TASK STATEMENT :: Please put the rows starting with the one that contains "timeframe-button-5[interactable]: 5 —" and going on through the one that contains "macd-header: MACD(12,26,9) -0.000724" into a JSON list of strings, one string per row, leaving out any blank lines.

ENTRIES SUPPLIED ::
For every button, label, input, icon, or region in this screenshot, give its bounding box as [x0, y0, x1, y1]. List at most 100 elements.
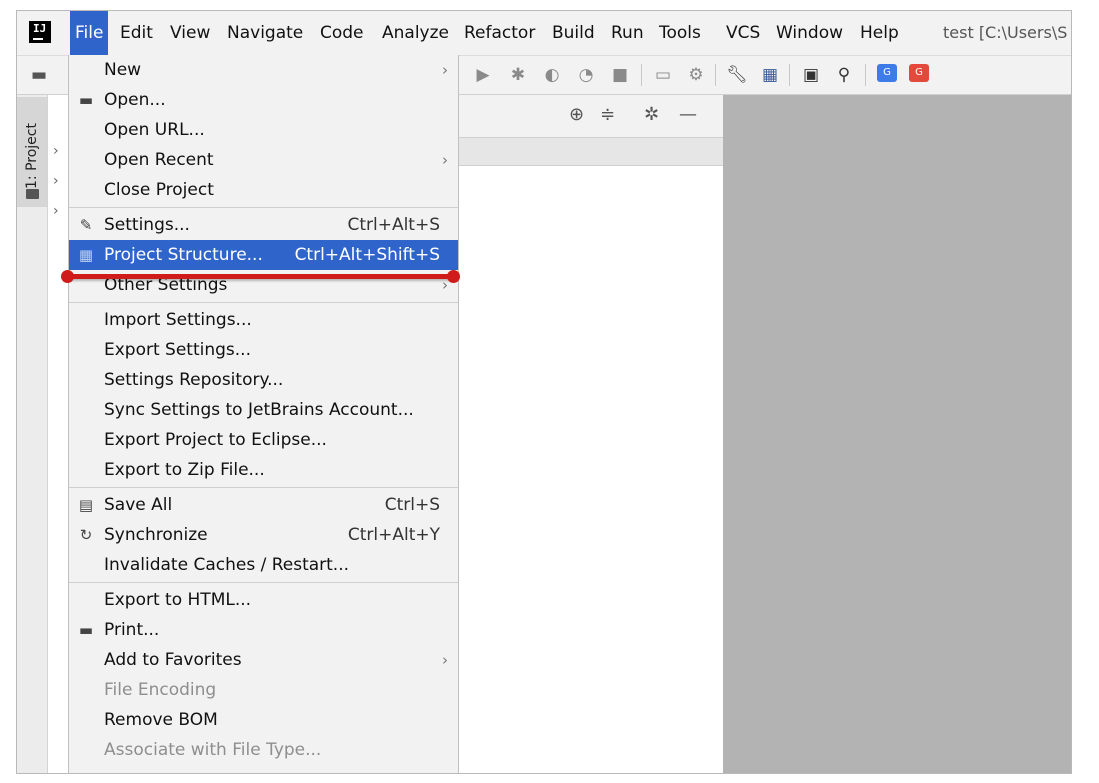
menu-item-label: Settings... — [104, 215, 190, 235]
project-structure-icon: ▦ — [78, 246, 94, 264]
menu-item-open[interactable]: ▬ Open... — [69, 85, 458, 115]
menu-separator — [69, 582, 458, 583]
menu-build[interactable]: Build — [547, 11, 600, 55]
menu-item-add-to-favorites[interactable]: Add to Favorites › — [69, 645, 458, 675]
menu-item-label: Export to Zip File... — [104, 460, 265, 480]
menu-item-settings[interactable]: ✎ Settings... Ctrl+Alt+S — [69, 210, 458, 240]
chevron-right-icon: › — [442, 151, 448, 169]
build-icon[interactable]: ⚙ — [685, 64, 707, 86]
project-panel-header: ⊕ ≑ ✲ — — [457, 95, 723, 138]
menu-navigate[interactable]: Navigate — [222, 11, 308, 55]
folder-icon — [26, 189, 39, 199]
project-structure-icon[interactable]: ▦ — [759, 64, 781, 86]
menu-code[interactable]: Code — [315, 11, 369, 55]
menu-item-close-project[interactable]: Close Project — [69, 175, 458, 205]
menu-run[interactable]: Run — [606, 11, 649, 55]
sync-icon: ↻ — [79, 526, 93, 544]
menu-item-open-url[interactable]: Open URL... — [69, 115, 458, 145]
menu-item-save-all[interactable]: ▤ Save All Ctrl+S — [69, 490, 458, 520]
toolbar-separator — [865, 64, 866, 86]
file-menu-dropdown: New › ▬ Open... Open URL... Open Recent … — [68, 55, 459, 773]
menu-item-shortcut: Ctrl+Alt+S — [347, 215, 440, 235]
gear-icon[interactable]: ✲ — [644, 104, 659, 126]
menu-tools[interactable]: Tools — [654, 11, 706, 55]
menu-item-label: Remove BOM — [104, 710, 218, 730]
menu-item-export-settings[interactable]: Export Settings... — [69, 335, 458, 365]
menu-edit[interactable]: Edit — [115, 11, 158, 55]
menu-item-synchronize[interactable]: ↻ Synchronize Ctrl+Alt+Y — [69, 520, 458, 550]
menu-item-export-html[interactable]: Export to HTML... — [69, 585, 458, 615]
chevron-right-icon[interactable]: › — [53, 143, 59, 159]
menu-item-shortcut: Ctrl+Alt+Y — [347, 525, 440, 545]
menu-item-export-zip[interactable]: Export to Zip File... — [69, 455, 458, 485]
intellij-logo-icon[interactable]: IJ — [29, 21, 51, 43]
menu-item-print[interactable]: ▬ Print... — [69, 615, 458, 645]
menu-refactor[interactable]: Refactor — [459, 11, 540, 55]
project-tree — [48, 95, 69, 773]
menu-item-project-structure[interactable]: ▦ Project Structure... Ctrl+Alt+Shift+S — [69, 240, 458, 270]
search-icon[interactable]: ⚲ — [833, 64, 855, 86]
menu-item-label: Associate with File Type... — [104, 740, 322, 760]
menu-vcs[interactable]: VCS — [721, 11, 765, 55]
menu-item-new[interactable]: New › — [69, 55, 458, 85]
profile-icon[interactable]: ◔ — [575, 64, 597, 86]
stop-icon[interactable]: ■ — [609, 64, 631, 86]
hide-icon[interactable]: — — [679, 104, 697, 126]
ide-window: IJ File Edit View Navigate Code Analyze … — [16, 10, 1072, 774]
menu-item-settings-repository[interactable]: Settings Repository... — [69, 365, 458, 395]
annotation-dot-right — [447, 270, 460, 283]
window-title: test [C:\Users\S — [943, 23, 1068, 42]
menu-item-label: Export to HTML... — [104, 590, 252, 610]
attach-debugger-icon[interactable]: ▭ — [652, 64, 674, 86]
printer-icon: ▬ — [78, 621, 94, 639]
menu-item-remove-bom[interactable]: Remove BOM — [69, 705, 458, 735]
menu-separator — [69, 207, 458, 208]
menu-item-label: Add to Favorites — [104, 650, 242, 670]
project-tool-tab[interactable]: 1: Project — [17, 97, 47, 207]
annotation-dot-left — [61, 270, 74, 283]
menu-item-label: File Encoding — [104, 680, 217, 700]
menu-item-label: Close Project — [104, 180, 214, 200]
translate-replace-icon[interactable]: G — [909, 64, 931, 86]
editor-area — [723, 95, 1071, 773]
menu-item-open-recent[interactable]: Open Recent › — [69, 145, 458, 175]
toolbar-separator — [715, 64, 716, 86]
debug-icon[interactable]: ✱ — [507, 64, 529, 86]
chevron-right-icon[interactable]: › — [53, 203, 59, 219]
locate-icon[interactable]: ⊕ — [569, 104, 584, 126]
menu-item-sync-settings[interactable]: Sync Settings to JetBrains Account... — [69, 395, 458, 425]
menu-item-label: Sync Settings to JetBrains Account... — [104, 400, 414, 420]
terminal-icon[interactable]: ▣ — [800, 64, 822, 86]
menu-item-file-encoding: File Encoding — [69, 675, 458, 705]
coverage-icon[interactable]: ◐ — [541, 64, 563, 86]
menu-window[interactable]: Window — [771, 11, 848, 55]
menu-item-label: Open... — [104, 90, 166, 110]
menu-item-shortcut: Ctrl+Alt+Shift+S — [294, 245, 440, 265]
annotation-underline — [66, 274, 454, 279]
menu-item-label: Export Project to Eclipse... — [104, 430, 327, 450]
menu-item-label: Print... — [104, 620, 160, 640]
menu-item-associate-file-type: Associate with File Type... — [69, 735, 458, 765]
folder-icon[interactable]: ▬ — [28, 64, 50, 86]
chevron-right-icon: › — [442, 61, 448, 79]
folder-open-icon: ▬ — [78, 91, 94, 109]
app-icon-glyph: IJ — [33, 22, 47, 35]
wrench-icon[interactable]: 🔧︎ — [726, 64, 748, 86]
menu-view[interactable]: View — [165, 11, 215, 55]
chevron-right-icon[interactable]: › — [53, 173, 59, 189]
menu-item-label: Open URL... — [104, 120, 205, 140]
run-icon[interactable]: ▶ — [472, 64, 494, 86]
menu-file[interactable]: File — [70, 11, 109, 55]
menu-separator — [69, 487, 458, 488]
wrench-icon: ✎ — [79, 216, 93, 234]
menu-analyze[interactable]: Analyze — [377, 11, 454, 55]
menu-item-label: Settings Repository... — [104, 370, 284, 390]
menu-separator — [69, 302, 458, 303]
translate-icon[interactable]: G — [877, 64, 899, 86]
menu-item-invalidate-caches[interactable]: Invalidate Caches / Restart... — [69, 550, 458, 580]
menu-item-label: Import Settings... — [104, 310, 252, 330]
menu-item-import-settings[interactable]: Import Settings... — [69, 305, 458, 335]
collapse-all-icon[interactable]: ≑ — [600, 104, 615, 126]
menu-help[interactable]: Help — [855, 11, 904, 55]
menu-item-export-eclipse[interactable]: Export Project to Eclipse... — [69, 425, 458, 455]
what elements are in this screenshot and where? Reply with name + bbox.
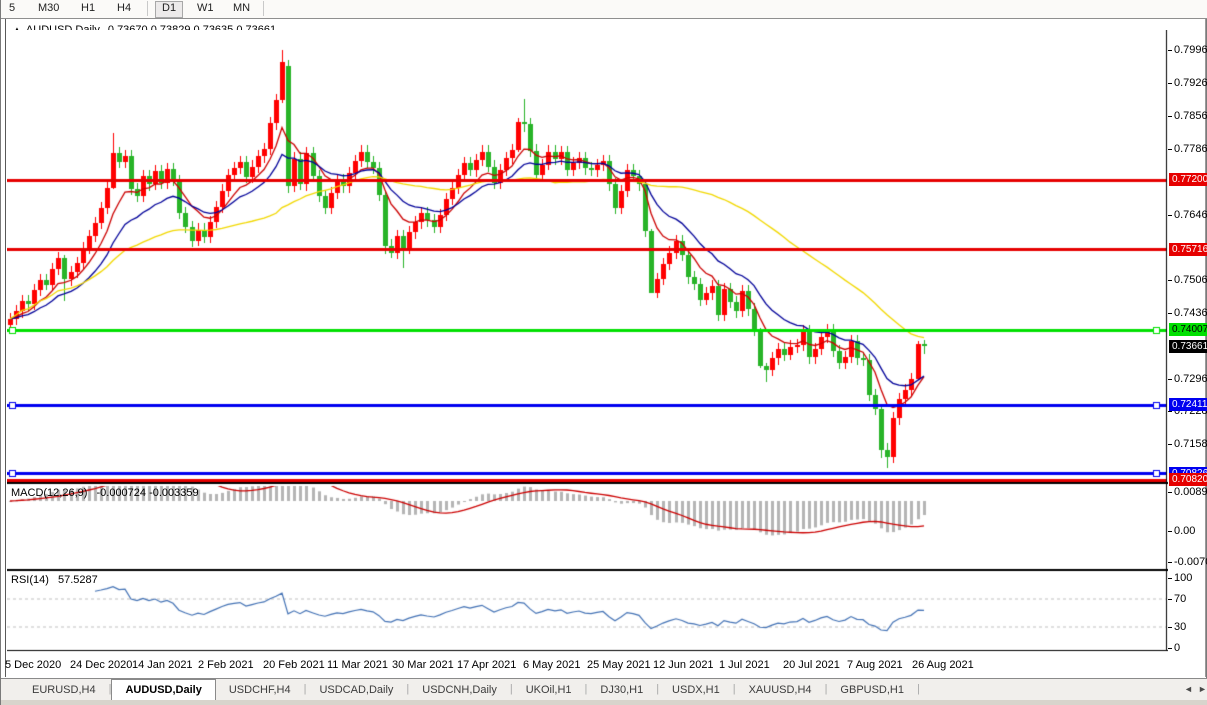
timeframe-button-5[interactable]: 5 — [3, 1, 21, 16]
price-tick-label: 0.71580 — [1174, 438, 1207, 450]
price-line-badge[interactable]: 0.72411 — [1169, 398, 1207, 411]
macd-header: MACD(12,26,9) -0.000724 -0.003359 — [11, 487, 199, 499]
tab-eurusd-h4[interactable]: EURUSD,H4 — [19, 680, 109, 701]
price-tick-label: 0.76460 — [1174, 209, 1207, 221]
macd-tick-label: 0.008904 — [1174, 486, 1207, 498]
tab-audusd-daily[interactable]: AUDUSD,Daily — [111, 679, 216, 701]
date-label: 20 Feb 2021 — [263, 659, 325, 671]
date-label: 1 Jul 2021 — [719, 659, 770, 671]
tab-usdx-h1[interactable]: USDX,H1 — [659, 680, 733, 701]
macd-tick-mark — [1168, 562, 1172, 563]
price-tick-mark — [1168, 411, 1172, 412]
date-label: 11 Mar 2021 — [327, 659, 388, 671]
tab-usdcad-daily[interactable]: USDCAD,Daily — [306, 680, 406, 701]
tab-gbpusd-h1[interactable]: GBPUSD,H1 — [827, 680, 917, 701]
date-label: 7 Aug 2021 — [847, 659, 903, 671]
tab-usdchf-h4[interactable]: USDCHF,H4 — [216, 680, 304, 701]
price-tick-mark — [1168, 116, 1172, 117]
rsi-tick-mark — [1168, 648, 1172, 649]
rsi-tick-label: 100 — [1174, 572, 1193, 584]
price-line-badge[interactable]: 0.74007 — [1169, 323, 1207, 336]
rsi-tick-mark — [1168, 627, 1172, 628]
rsi-tick-label: 70 — [1174, 593, 1187, 605]
date-label: 25 May 2021 — [587, 659, 651, 671]
toolbar-separator — [263, 1, 264, 16]
date-label: 5 Dec 2020 — [5, 659, 62, 671]
macd-label: MACD(12,26,9) — [11, 487, 88, 499]
timeframe-button-w1[interactable]: W1 — [191, 1, 220, 16]
price-tick-mark — [1168, 379, 1172, 380]
timeframe-button-h1[interactable]: H1 — [75, 1, 101, 16]
price-tick-label: 0.77860 — [1174, 143, 1207, 155]
chart-tab-bar: EURUSD,H4 | AUDUSD,Daily USDCHF,H4 | USDCAD,D… — [1, 678, 1207, 701]
rsi-tick-mark — [1168, 578, 1172, 579]
date-label: 2 Feb 2021 — [198, 659, 254, 671]
macd-tick-mark — [1168, 492, 1172, 493]
tab-scroll-right-icon[interactable]: ► — [1198, 684, 1207, 694]
price-tick-mark — [1168, 83, 1172, 84]
rsi-value: 57.5287 — [57, 574, 98, 586]
tab-ukoil-h1[interactable]: UKOil,H1 — [513, 680, 585, 701]
tab-left-pad — [1, 692, 19, 693]
tab-usdcnh-daily[interactable]: USDCNH,Daily — [409, 680, 510, 701]
price-tick-label: 0.79260 — [1174, 77, 1207, 89]
price-tick-mark — [1168, 444, 1172, 445]
chart-canvas[interactable] — [7, 30, 1168, 652]
price-line-badge[interactable]: 0.75716 — [1169, 243, 1207, 256]
price-tick-label: 0.74360 — [1174, 307, 1207, 319]
date-label: 20 Jul 2021 — [783, 659, 840, 671]
rsi-tick-label: 30 — [1174, 621, 1187, 633]
macd-tick-mark — [1168, 531, 1172, 532]
price-tick-mark — [1168, 280, 1172, 281]
toolbar-separator — [147, 1, 148, 16]
timeframe-button-h4[interactable]: H4 — [111, 1, 137, 16]
date-label: 26 Aug 2021 — [912, 659, 974, 671]
timeframe-button-d1[interactable]: D1 — [155, 1, 184, 18]
current-price-badge: 0.73661 — [1169, 340, 1207, 353]
date-label: 14 Jan 2021 — [132, 659, 193, 671]
timeframe-toolbar: 5 M30 H1 H4 D1 W1 MN — [1, 0, 1207, 19]
price-tick-label: 0.75060 — [1174, 274, 1207, 286]
price-line-badge[interactable]: 0.70820 — [1169, 473, 1207, 486]
date-label: 12 Jun 2021 — [653, 659, 714, 671]
price-tick-mark — [1168, 50, 1172, 51]
tab-scroll-left-icon[interactable]: ◄ — [1184, 684, 1193, 694]
date-label: 30 Mar 2021 — [392, 659, 454, 671]
timeframe-button-m30[interactable]: M30 — [32, 1, 65, 16]
price-tick-label: 0.78560 — [1174, 110, 1207, 122]
macd-values: -0.000724 -0.003359 — [96, 487, 199, 499]
status-strip — [1, 700, 1207, 705]
rsi-tick-label: 0 — [1174, 642, 1181, 654]
timeframe-button-mn[interactable]: MN — [227, 1, 256, 16]
date-label: 24 Dec 2020 — [70, 659, 133, 671]
price-tick-mark — [1168, 313, 1172, 314]
tab-xauusd-h4[interactable]: XAUUSD,H4 — [736, 680, 825, 701]
rsi-tick-mark — [1168, 599, 1172, 600]
price-tick-label: 0.79960 — [1174, 44, 1207, 56]
tab-separator: | — [917, 683, 920, 695]
rsi-header: RSI(14) 57.5287 — [11, 574, 98, 586]
price-tick-label: 0.72960 — [1174, 373, 1207, 385]
price-tick-mark — [1168, 149, 1172, 150]
price-tick-mark — [1168, 215, 1172, 216]
tab-dj30-h1[interactable]: DJ30,H1 — [587, 680, 656, 701]
macd-tick-label: -0.007011 — [1174, 556, 1207, 568]
mt4-terminal: { "toolbar": { "timeframes": [ {"label":… — [0, 0, 1207, 705]
rsi-label: RSI(14) — [11, 574, 49, 586]
date-label: 17 Apr 2021 — [457, 659, 517, 671]
date-label: 6 May 2021 — [523, 659, 581, 671]
macd-tick-label: 0.00 — [1174, 525, 1196, 537]
price-line-badge[interactable]: 0.77200 — [1169, 173, 1207, 186]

EXPECTED ANSWER ::
[
  "timeframe-button-5[interactable]: 5 — [3, 1, 21, 16]",
  "price-tick-label: 0.71580 — [1174, 438, 1207, 450]",
  "price-line-badge[interactable]: 0.72411 — [1169, 398, 1207, 411]",
  "macd-header: MACD(12,26,9) -0.000724 -0.003359 — [11, 487, 199, 499]"
]